**Task inputs:**
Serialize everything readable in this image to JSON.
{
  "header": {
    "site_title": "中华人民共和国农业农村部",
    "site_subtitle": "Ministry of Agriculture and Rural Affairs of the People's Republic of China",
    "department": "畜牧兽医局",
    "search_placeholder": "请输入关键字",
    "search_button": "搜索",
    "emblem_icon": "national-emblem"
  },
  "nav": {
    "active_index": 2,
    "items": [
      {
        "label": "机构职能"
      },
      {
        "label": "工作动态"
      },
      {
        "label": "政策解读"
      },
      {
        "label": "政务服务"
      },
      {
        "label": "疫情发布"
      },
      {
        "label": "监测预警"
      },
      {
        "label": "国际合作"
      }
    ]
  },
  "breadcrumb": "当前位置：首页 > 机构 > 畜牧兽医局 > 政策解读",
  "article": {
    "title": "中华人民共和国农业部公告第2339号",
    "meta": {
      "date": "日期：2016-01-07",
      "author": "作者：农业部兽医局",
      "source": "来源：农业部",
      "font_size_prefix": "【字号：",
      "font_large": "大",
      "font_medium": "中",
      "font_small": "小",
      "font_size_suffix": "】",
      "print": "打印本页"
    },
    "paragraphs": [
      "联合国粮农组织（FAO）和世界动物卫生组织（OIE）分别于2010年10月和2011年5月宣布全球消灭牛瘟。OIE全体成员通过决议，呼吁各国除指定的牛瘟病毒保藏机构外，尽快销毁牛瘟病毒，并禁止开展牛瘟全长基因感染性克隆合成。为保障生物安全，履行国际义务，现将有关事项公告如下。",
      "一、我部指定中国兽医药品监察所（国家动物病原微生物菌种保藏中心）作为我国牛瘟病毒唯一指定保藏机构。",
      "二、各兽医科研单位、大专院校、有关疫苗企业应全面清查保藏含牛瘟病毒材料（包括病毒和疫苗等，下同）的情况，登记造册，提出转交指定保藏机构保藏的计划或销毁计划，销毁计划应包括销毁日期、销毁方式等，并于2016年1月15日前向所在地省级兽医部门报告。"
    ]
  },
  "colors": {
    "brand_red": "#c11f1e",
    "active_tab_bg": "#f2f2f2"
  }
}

**Instruction:** From the records above, extract every line exactly as it stands.

**Answer to this exercise:**
Serialize everything readable in this image to JSON.
{
  "header": {
    "site_title": "中华人民共和国农业农村部",
    "site_subtitle": "Ministry of Agriculture and Rural Affairs of the People's Republic of China",
    "department": "畜牧兽医局",
    "search_placeholder": "请输入关键字",
    "search_button": "搜索",
    "emblem_icon": "national-emblem"
  },
  "nav": {
    "active_index": 2,
    "items": [
      {
        "label": "机构职能"
      },
      {
        "label": "工作动态"
      },
      {
        "label": "政策解读"
      },
      {
        "label": "政务服务"
      },
      {
        "label": "疫情发布"
      },
      {
        "label": "监测预警"
      },
      {
        "label": "国际合作"
      }
    ]
  },
  "breadcrumb": "当前位置：首页 > 机构 > 畜牧兽医局 > 政策解读",
  "article": {
    "title": "中华人民共和国农业部公告第2339号",
    "meta": {
      "date": "日期：2016-01-07",
      "author": "作者：农业部兽医局",
      "source": "来源：农业部",
      "font_size_prefix": "【字号：",
      "font_large": "大",
      "font_medium": "中",
      "font_small": "小",
      "font_size_suffix": "】",
      "print": "打印本页"
    },
    "paragraphs": [
      "联合国粮农组织（FAO）和世界动物卫生组织（OIE）分别于2010年10月和2011年5月宣布全球消灭牛瘟。OIE全体成员通过决议，呼吁各国除指定的牛瘟病毒保藏机构外，尽快销毁牛瘟病毒，并禁止开展牛瘟全长基因感染性克隆合成。为保障生物安全，履行国际义务，现将有关事项公告如下。",
      "一、我部指定中国兽医药品监察所（国家动物病原微生物菌种保藏中心）作为我国牛瘟病毒唯一指定保藏机构。",
      "二、各兽医科研单位、大专院校、有关疫苗企业应全面清查保藏含牛瘟病毒材料（包括病毒和疫苗等，下同）的情况，登记造册，提出转交指定保藏机构保藏的计划或销毁计划，销毁计划应包括销毁日期、销毁方式等，并于2016年1月15日前向所在地省级兽医部门报告。"
    ]
  },
  "colors": {
    "brand_red": "#c11f1e",
    "active_tab_bg": "#f2f2f2"
  }
}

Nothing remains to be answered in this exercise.